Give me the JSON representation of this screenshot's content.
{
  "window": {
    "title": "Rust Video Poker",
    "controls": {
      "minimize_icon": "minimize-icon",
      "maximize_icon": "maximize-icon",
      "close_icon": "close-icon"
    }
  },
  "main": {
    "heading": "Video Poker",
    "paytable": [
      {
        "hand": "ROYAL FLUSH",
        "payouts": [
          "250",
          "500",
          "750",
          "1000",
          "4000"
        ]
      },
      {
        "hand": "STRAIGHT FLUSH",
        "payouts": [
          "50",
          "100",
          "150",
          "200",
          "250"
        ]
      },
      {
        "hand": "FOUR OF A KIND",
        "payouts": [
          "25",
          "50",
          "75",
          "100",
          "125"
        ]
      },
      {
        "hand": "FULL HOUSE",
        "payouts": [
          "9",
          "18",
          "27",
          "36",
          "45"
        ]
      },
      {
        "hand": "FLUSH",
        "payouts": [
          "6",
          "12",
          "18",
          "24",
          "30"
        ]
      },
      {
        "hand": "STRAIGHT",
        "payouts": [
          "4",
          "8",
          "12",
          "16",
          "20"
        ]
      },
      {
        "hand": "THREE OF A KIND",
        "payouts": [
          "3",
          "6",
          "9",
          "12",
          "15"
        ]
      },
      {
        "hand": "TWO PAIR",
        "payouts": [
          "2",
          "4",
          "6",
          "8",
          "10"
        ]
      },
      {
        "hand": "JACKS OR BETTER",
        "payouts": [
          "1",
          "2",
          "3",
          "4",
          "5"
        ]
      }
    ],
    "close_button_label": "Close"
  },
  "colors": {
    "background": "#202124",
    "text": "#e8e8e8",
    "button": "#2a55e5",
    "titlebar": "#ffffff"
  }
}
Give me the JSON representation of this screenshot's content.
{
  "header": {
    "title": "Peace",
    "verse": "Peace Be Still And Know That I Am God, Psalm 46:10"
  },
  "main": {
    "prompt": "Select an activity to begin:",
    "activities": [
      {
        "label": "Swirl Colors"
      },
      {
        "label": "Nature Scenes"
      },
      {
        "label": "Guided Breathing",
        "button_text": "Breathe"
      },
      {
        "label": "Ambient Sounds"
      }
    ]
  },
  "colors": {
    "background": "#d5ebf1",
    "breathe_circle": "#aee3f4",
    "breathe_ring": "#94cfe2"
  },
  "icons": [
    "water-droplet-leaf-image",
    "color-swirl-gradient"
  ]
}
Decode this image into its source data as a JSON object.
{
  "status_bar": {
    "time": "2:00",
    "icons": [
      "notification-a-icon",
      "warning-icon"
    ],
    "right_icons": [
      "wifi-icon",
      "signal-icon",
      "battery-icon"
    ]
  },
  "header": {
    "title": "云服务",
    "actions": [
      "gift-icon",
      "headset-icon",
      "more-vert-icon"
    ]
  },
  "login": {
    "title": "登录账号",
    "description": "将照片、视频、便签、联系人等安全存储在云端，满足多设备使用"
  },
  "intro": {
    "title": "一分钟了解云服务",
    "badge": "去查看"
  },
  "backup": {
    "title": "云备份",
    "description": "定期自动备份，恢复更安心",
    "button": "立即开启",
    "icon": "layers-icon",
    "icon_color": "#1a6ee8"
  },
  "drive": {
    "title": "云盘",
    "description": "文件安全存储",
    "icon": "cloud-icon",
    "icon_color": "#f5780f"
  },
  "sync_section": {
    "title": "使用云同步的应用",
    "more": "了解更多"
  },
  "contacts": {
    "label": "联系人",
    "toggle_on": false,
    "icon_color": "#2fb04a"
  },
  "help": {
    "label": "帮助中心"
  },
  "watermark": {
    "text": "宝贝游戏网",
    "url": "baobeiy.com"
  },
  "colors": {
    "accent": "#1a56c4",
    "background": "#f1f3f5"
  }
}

==============================

Copy each line of the data above that holds "FLUSH".

        "hand": "ROYAL FLUSH",
        "hand": "STRAIGHT FLUSH",
        "hand": "FLUSH",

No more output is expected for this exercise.